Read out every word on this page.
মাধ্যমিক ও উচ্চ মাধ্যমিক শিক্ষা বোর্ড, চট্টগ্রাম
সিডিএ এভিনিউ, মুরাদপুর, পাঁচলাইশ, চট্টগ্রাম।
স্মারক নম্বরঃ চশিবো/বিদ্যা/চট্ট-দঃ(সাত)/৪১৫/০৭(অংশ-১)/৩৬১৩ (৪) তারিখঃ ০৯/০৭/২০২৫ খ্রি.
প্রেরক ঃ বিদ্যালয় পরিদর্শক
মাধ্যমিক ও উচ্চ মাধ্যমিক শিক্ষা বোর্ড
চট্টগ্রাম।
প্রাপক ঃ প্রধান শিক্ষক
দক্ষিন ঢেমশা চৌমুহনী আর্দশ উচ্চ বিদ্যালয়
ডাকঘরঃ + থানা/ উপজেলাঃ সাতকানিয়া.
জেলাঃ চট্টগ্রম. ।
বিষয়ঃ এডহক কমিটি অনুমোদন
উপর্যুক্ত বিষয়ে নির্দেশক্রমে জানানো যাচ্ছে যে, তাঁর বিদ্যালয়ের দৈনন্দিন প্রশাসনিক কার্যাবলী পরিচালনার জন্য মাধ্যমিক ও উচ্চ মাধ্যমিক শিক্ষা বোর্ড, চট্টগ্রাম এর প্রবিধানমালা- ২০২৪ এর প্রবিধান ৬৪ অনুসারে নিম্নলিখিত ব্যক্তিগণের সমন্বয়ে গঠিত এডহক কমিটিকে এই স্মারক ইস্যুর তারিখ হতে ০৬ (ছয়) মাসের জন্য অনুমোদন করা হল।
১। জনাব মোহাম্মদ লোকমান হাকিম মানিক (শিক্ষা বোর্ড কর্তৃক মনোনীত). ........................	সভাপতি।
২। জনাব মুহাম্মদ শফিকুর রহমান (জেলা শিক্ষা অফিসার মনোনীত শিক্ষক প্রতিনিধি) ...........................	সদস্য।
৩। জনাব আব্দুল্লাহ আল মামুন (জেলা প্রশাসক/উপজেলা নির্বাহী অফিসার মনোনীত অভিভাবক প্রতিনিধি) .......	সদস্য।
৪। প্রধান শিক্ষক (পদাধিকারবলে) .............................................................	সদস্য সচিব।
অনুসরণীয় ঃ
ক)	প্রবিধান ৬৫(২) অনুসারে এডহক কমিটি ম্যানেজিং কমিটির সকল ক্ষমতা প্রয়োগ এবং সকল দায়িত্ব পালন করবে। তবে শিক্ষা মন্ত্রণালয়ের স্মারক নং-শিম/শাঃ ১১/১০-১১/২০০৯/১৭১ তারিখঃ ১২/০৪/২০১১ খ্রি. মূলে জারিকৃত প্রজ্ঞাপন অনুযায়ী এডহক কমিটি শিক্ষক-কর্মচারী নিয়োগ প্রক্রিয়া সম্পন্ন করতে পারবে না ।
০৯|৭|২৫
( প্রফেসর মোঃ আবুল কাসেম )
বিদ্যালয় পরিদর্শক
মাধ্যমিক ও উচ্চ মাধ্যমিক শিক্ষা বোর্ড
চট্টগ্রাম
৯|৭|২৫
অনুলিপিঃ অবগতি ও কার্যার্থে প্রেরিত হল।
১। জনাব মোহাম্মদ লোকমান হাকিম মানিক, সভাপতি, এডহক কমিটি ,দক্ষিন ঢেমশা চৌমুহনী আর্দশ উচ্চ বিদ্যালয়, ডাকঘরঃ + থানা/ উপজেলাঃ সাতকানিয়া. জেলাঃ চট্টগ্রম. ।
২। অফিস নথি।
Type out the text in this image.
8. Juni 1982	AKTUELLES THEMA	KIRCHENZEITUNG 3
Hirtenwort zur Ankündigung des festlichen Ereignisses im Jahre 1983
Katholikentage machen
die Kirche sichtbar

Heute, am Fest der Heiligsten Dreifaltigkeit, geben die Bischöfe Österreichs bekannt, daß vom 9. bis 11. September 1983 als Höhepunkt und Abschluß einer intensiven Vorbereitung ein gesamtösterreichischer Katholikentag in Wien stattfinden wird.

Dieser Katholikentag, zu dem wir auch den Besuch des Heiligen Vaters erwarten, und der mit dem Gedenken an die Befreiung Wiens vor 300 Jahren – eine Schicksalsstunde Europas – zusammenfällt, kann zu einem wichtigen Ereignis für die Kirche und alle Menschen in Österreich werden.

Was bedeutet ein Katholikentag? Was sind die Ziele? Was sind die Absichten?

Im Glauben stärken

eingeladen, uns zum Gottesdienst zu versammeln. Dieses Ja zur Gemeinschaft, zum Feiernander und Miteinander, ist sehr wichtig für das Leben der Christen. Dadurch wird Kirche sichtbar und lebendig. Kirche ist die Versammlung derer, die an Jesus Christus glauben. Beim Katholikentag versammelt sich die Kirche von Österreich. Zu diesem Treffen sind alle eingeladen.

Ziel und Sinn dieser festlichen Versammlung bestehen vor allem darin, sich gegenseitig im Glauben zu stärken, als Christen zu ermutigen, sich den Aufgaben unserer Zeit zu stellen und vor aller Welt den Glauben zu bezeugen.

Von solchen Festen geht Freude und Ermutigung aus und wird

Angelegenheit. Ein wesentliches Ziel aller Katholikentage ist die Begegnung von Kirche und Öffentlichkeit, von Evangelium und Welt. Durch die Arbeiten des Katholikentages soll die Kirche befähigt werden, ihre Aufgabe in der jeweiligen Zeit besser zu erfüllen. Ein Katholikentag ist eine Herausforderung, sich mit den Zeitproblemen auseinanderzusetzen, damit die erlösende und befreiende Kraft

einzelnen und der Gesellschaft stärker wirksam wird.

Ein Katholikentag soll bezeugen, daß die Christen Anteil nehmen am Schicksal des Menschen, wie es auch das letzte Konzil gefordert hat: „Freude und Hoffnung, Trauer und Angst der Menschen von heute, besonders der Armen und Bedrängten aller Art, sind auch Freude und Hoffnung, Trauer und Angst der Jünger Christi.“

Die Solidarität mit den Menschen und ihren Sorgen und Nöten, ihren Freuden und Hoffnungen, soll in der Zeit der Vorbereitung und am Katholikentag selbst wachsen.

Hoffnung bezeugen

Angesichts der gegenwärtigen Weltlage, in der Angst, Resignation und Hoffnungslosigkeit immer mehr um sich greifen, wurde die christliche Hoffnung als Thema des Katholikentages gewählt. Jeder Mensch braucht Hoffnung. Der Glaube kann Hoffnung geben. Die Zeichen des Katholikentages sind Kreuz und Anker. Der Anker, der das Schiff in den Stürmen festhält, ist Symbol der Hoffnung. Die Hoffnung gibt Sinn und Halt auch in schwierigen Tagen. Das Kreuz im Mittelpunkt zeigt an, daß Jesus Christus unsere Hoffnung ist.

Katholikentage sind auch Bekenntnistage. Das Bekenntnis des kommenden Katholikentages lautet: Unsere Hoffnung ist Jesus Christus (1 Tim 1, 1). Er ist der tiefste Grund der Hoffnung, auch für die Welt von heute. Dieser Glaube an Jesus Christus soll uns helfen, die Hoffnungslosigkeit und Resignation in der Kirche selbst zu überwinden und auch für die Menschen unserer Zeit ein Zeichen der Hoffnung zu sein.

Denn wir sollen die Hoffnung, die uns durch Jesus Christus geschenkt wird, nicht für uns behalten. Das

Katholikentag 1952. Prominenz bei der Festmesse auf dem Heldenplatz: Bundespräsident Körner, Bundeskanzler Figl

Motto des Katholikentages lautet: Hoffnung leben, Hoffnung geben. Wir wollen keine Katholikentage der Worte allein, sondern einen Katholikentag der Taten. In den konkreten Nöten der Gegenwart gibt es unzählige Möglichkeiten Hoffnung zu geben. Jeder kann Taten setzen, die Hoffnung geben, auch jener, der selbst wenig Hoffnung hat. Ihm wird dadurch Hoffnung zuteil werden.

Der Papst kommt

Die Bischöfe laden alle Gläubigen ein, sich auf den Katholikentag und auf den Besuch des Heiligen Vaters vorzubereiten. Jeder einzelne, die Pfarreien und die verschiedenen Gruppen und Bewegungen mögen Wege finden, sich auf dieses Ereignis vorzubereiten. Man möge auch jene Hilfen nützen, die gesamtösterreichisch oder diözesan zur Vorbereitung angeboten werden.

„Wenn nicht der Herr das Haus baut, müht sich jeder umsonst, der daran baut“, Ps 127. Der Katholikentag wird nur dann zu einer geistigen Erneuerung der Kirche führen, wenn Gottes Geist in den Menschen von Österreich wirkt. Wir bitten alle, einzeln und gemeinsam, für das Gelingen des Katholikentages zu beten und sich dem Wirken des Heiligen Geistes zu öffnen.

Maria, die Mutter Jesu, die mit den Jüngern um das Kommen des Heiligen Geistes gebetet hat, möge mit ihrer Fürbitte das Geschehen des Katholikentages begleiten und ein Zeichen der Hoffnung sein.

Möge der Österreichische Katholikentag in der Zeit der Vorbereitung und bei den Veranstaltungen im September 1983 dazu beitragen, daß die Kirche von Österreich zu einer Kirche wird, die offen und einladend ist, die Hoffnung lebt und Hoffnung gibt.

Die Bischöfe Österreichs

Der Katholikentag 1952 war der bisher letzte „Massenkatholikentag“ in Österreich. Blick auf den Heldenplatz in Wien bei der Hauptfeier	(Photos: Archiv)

····················

EXERCISE DESCRIPTION - Keep only the lines that hold the string "Österreichs", and copy them out.

PROBLEM SOLUTION -
Heute, am Fest der Heiligsten Dreifaltigkeit, geben die Bischöfe Österreichs bekannt, daß vom 9. bis 11. September 1983 als Höhepunkt und Abschluß einer intensiven Vorbereitung ein gesamtösterreichischer Katholikentag in Wien stattfinden wird.
Die Bischöfe Österreichs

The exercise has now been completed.